- WHAT THE EXERCISE ASKS
Copy every line of the records below character for character, with no changes.

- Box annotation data
========================================================================
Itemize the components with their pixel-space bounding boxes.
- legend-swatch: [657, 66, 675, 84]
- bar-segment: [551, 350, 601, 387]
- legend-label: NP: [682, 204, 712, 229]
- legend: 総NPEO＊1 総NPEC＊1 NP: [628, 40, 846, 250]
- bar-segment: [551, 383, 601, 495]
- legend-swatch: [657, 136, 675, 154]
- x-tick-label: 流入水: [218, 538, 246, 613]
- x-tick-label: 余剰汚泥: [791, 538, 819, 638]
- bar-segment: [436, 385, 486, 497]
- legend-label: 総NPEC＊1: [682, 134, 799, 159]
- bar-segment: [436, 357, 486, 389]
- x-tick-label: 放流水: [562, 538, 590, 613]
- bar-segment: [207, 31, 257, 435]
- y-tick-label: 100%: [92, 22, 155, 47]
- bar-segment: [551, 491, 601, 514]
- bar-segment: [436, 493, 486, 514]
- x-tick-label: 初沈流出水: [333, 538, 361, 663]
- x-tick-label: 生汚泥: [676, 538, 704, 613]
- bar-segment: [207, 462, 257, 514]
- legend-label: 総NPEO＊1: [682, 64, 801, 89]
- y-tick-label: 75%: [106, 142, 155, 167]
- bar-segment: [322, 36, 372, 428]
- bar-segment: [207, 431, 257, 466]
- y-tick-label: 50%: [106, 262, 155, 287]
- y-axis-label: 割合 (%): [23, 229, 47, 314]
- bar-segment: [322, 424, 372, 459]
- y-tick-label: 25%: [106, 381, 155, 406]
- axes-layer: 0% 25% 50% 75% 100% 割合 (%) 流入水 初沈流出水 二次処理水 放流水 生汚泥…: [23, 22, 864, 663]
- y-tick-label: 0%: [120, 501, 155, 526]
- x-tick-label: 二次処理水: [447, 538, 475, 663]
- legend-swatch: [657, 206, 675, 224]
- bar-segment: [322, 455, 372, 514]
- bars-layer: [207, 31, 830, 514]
========================================================================
- TASK OUTPUT
Itemize the components with their pixel-space bounding boxes.
- legend-swatch: [657, 66, 675, 84]
- bar-segment: [551, 350, 601, 387]
- legend-label: NP: [682, 204, 712, 229]
- legend: 総NPEO＊1 総NPEC＊1 NP: [628, 40, 846, 250]
- bar-segment: [551, 383, 601, 495]
- legend-swatch: [657, 136, 675, 154]
- x-tick-label: 流入水: [218, 538, 246, 613]
- x-tick-label: 余剰汚泥: [791, 538, 819, 638]
- bar-segment: [436, 385, 486, 497]
- legend-label: 総NPEC＊1: [682, 134, 799, 159]
- bar-segment: [436, 357, 486, 389]
- x-tick-label: 放流水: [562, 538, 590, 613]
- bar-segment: [207, 31, 257, 435]
- y-tick-label: 100%: [92, 22, 155, 47]
- bar-segment: [551, 491, 601, 514]
- bar-segment: [436, 493, 486, 514]
- x-tick-label: 初沈流出水: [333, 538, 361, 663]
- x-tick-label: 生汚泥: [676, 538, 704, 613]
- bar-segment: [207, 462, 257, 514]
- legend-label: 総NPEO＊1: [682, 64, 801, 89]
- y-tick-label: 75%: [106, 142, 155, 167]
- bar-segment: [322, 36, 372, 428]
- bar-segment: [207, 431, 257, 466]
- y-tick-label: 50%: [106, 262, 155, 287]
- y-axis-label: 割合 (%): [23, 229, 47, 314]
- bar-segment: [322, 424, 372, 459]
- y-tick-label: 25%: [106, 381, 155, 406]
- axes-layer: 0% 25% 50% 75% 100% 割合 (%) 流入水 初沈流出水 二次処理水 放流水 生汚泥…: [23, 22, 864, 663]
- y-tick-label: 0%: [120, 501, 155, 526]
- x-tick-label: 二次処理水: [447, 538, 475, 663]
- legend-swatch: [657, 206, 675, 224]
- bar-segment: [322, 455, 372, 514]
- bars-layer: [207, 31, 830, 514]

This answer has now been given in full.